__What is needed__:
Type out the data exactly as given. Skip any image.

*** Material for this task

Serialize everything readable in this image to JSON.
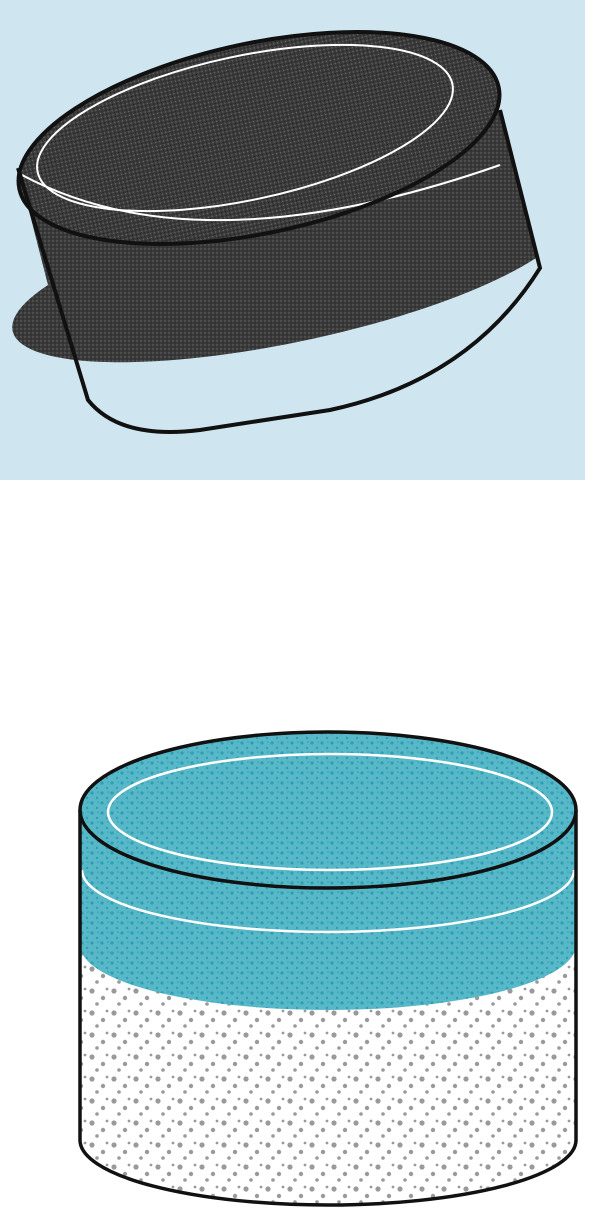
{
  "figures": [
    {
      "id": "tilted-cylinder-scan",
      "style": "monochrome halftone scan",
      "colors": {
        "background": "#cfe6f0",
        "top_layer": "#2f2f2f",
        "lower_layer": "#cfe6f0",
        "outline": "#111111",
        "inner_ring": "#ffffff"
      }
    },
    {
      "id": "upright-cylinder-color",
      "style": "color stippled illustration",
      "colors": {
        "background": "#ffffff",
        "top_layer": "#59b8c8",
        "top_speckle": "#2a9fb6",
        "lower_layer": "#ffffff",
        "lower_speckle": "#9a9a9a",
        "outline": "#111111",
        "inner_ring": "#ffffff"
      }
    }
  ]
}
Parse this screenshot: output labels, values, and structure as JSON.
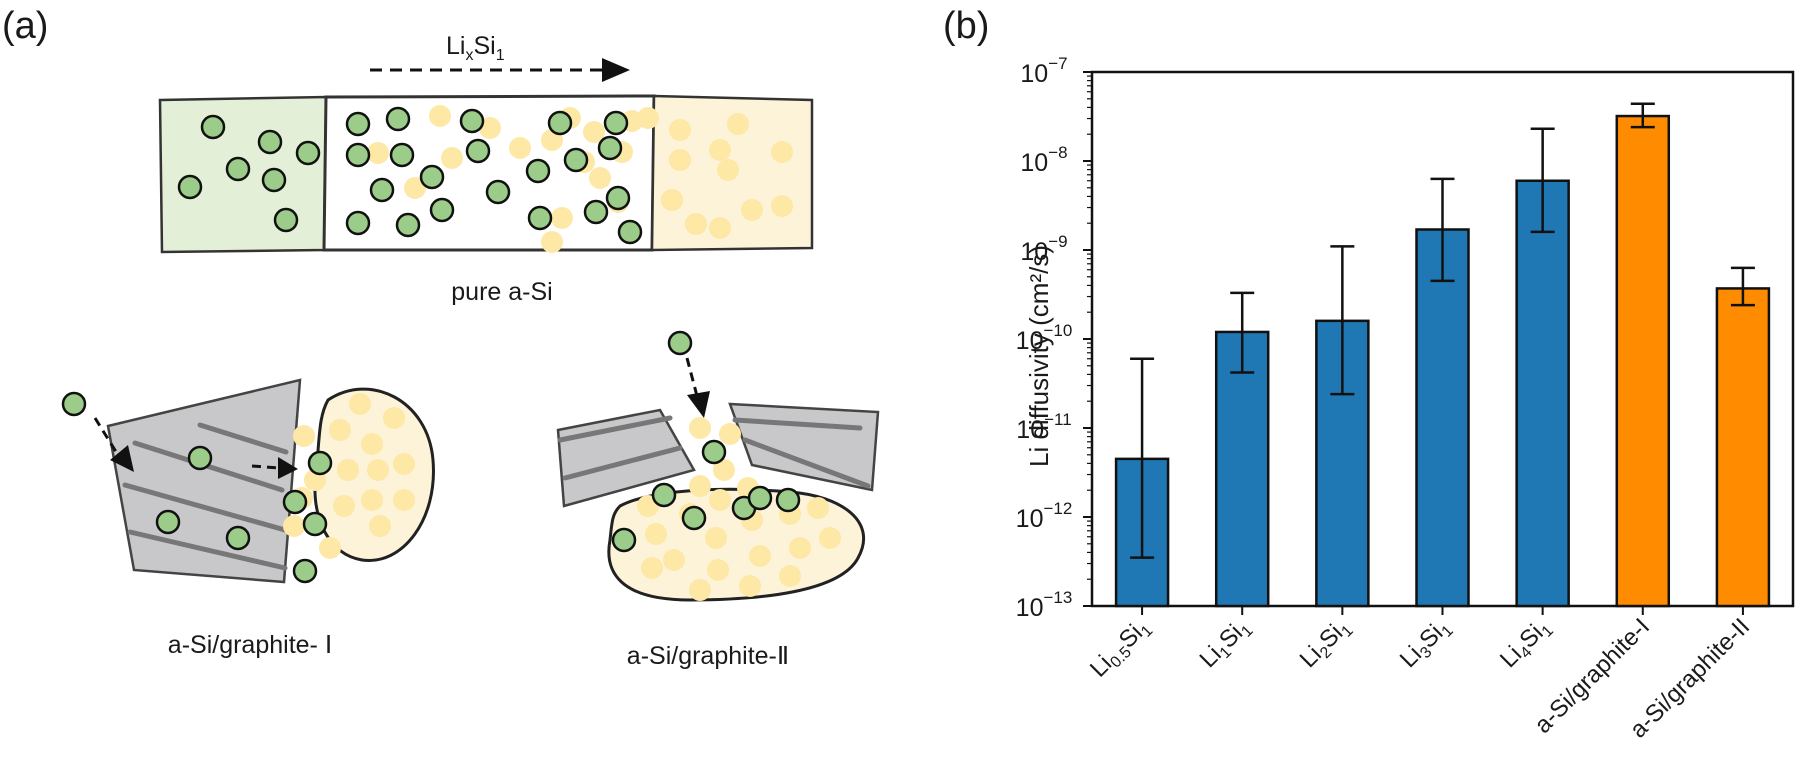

******

__Written answer__:
Serialize everything readable in this image to JSON.
{
  "figures": [
    {
      "id": "tilted-cylinder-scan",
      "style": "monochrome halftone scan",
      "colors": {
        "background": "#cfe6f0",
        "top_layer": "#2f2f2f",
        "lower_layer": "#cfe6f0",
        "outline": "#111111",
        "inner_ring": "#ffffff"
      }
    },
    {
      "id": "upright-cylinder-color",
      "style": "color stippled illustration",
      "colors": {
        "background": "#ffffff",
        "top_layer": "#59b8c8",
        "top_speckle": "#2a9fb6",
        "lower_layer": "#ffffff",
        "lower_speckle": "#9a9a9a",
        "outline": "#111111",
        "inner_ring": "#ffffff"
      }
    }
  ]
}
Parse this screenshot: output labels, values, and structure as JSON.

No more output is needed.